_The input_.
## Start

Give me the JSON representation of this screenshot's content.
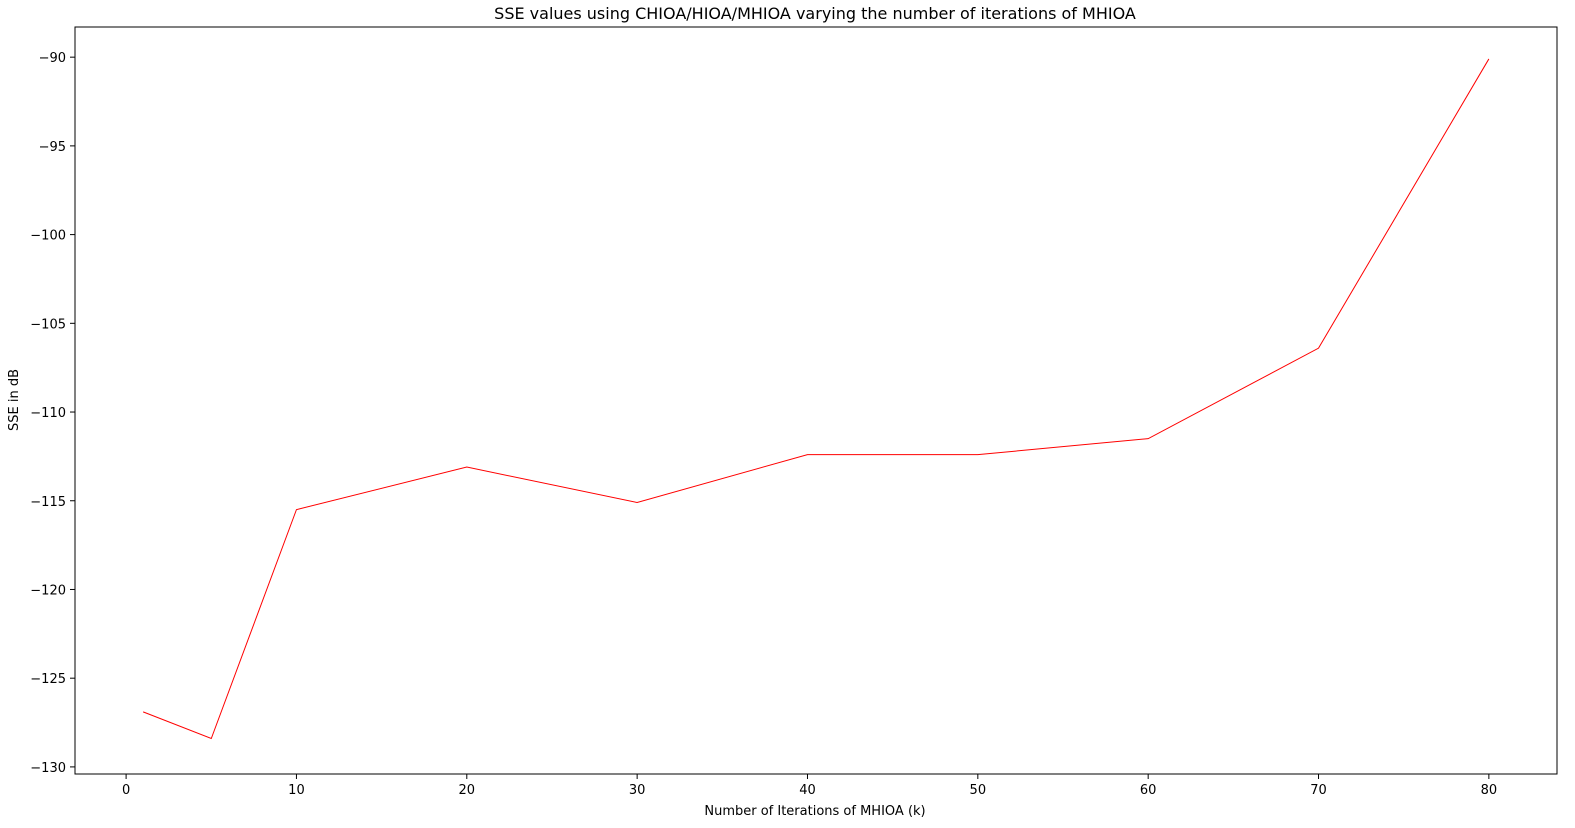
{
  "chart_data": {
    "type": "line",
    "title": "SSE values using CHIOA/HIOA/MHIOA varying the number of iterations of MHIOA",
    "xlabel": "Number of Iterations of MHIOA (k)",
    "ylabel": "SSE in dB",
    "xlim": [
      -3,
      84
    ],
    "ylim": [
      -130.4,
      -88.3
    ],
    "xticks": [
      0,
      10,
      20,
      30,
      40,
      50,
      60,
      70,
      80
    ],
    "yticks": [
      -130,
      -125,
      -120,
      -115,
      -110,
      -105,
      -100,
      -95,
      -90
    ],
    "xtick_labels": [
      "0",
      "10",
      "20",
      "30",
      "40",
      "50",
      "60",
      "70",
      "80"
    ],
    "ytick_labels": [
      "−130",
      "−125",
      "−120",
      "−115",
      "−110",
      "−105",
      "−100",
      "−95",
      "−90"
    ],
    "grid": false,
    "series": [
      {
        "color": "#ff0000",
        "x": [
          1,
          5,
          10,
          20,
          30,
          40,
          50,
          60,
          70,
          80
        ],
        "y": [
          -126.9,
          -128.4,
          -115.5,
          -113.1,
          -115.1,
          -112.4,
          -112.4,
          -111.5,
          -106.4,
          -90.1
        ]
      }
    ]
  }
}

## End
## Start

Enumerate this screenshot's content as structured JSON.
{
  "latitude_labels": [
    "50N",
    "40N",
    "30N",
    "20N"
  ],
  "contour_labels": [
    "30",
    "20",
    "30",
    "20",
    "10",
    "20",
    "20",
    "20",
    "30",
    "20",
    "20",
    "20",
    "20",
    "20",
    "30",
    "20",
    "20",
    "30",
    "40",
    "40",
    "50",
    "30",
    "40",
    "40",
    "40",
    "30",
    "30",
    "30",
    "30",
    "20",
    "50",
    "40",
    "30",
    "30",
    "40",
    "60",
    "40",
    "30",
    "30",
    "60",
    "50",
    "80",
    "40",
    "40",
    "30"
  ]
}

## End
## Start

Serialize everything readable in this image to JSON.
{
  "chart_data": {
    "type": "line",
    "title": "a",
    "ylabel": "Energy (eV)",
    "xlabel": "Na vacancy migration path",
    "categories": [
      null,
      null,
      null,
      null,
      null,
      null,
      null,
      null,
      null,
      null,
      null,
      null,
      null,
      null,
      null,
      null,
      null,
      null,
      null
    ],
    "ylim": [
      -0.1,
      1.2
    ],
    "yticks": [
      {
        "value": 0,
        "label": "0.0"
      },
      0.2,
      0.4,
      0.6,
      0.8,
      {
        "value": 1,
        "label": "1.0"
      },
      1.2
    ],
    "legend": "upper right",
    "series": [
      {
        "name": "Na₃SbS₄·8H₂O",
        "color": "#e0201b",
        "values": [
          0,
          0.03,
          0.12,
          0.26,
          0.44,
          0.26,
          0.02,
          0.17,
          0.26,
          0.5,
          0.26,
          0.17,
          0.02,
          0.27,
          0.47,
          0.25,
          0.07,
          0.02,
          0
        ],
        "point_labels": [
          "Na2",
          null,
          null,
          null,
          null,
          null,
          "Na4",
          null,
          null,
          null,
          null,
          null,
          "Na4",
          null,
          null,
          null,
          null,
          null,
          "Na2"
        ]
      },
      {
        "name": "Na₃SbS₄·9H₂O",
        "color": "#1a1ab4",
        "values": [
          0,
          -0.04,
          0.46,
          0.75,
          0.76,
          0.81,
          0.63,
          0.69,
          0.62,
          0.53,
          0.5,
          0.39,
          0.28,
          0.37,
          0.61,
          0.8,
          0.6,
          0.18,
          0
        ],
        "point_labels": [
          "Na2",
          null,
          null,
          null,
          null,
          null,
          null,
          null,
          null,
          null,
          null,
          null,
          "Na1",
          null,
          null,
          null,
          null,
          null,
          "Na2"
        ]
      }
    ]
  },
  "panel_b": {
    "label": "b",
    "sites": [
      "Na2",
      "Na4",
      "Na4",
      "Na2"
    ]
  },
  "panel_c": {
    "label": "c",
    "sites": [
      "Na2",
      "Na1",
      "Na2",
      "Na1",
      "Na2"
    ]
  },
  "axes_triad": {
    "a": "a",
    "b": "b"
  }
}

## End

_Given task_. Pick out and copy the lines of the material that include the word "title".

_Response to the task_.
    "title": "SSE values using CHIOA/HIOA/MHIOA varying the number of iterations of MHIOA",
    "title": "a",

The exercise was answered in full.